_TASK DESCRIPTION_. Please output every line of the material as it stands, without the pictures.

┌──

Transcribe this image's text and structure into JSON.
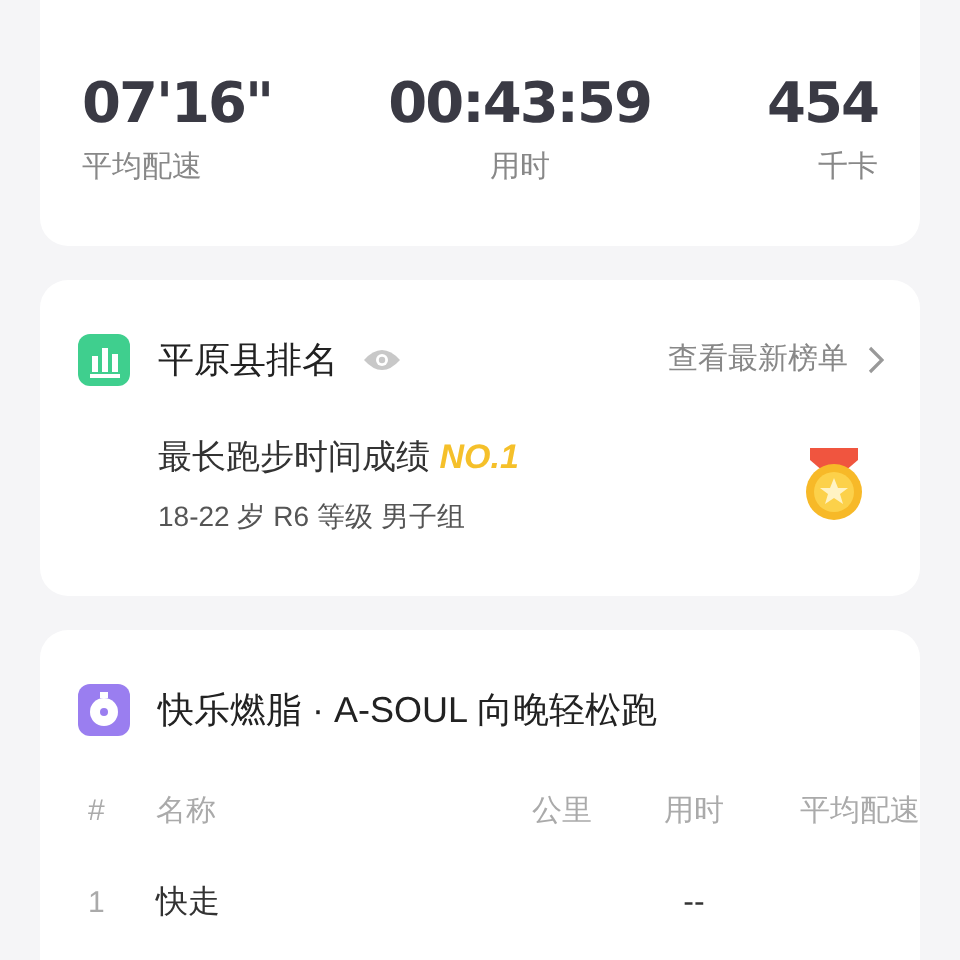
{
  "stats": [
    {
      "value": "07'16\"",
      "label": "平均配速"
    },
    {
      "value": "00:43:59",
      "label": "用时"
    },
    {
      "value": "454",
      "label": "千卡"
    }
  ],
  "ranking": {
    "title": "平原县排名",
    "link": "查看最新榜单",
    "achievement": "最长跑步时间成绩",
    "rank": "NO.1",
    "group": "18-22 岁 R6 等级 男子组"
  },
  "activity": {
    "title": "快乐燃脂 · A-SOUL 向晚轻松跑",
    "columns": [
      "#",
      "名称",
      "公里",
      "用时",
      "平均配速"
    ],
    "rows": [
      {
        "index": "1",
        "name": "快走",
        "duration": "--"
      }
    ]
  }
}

└──

_TASK RESPONSE_.
Transcribe this image's text and structure into JSON.
{
  "stats": [
    {
      "value": "07'16\"",
      "label": "平均配速"
    },
    {
      "value": "00:43:59",
      "label": "用时"
    },
    {
      "value": "454",
      "label": "千卡"
    }
  ],
  "ranking": {
    "title": "平原县排名",
    "link": "查看最新榜单",
    "achievement": "最长跑步时间成绩",
    "rank": "NO.1",
    "group": "18-22 岁 R6 等级 男子组"
  },
  "activity": {
    "title": "快乐燃脂 · A-SOUL 向晚轻松跑",
    "columns": [
      "#",
      "名称",
      "公里",
      "用时",
      "平均配速"
    ],
    "rows": [
      {
        "index": "1",
        "name": "快走",
        "duration": "--"
      }
    ]
  }
}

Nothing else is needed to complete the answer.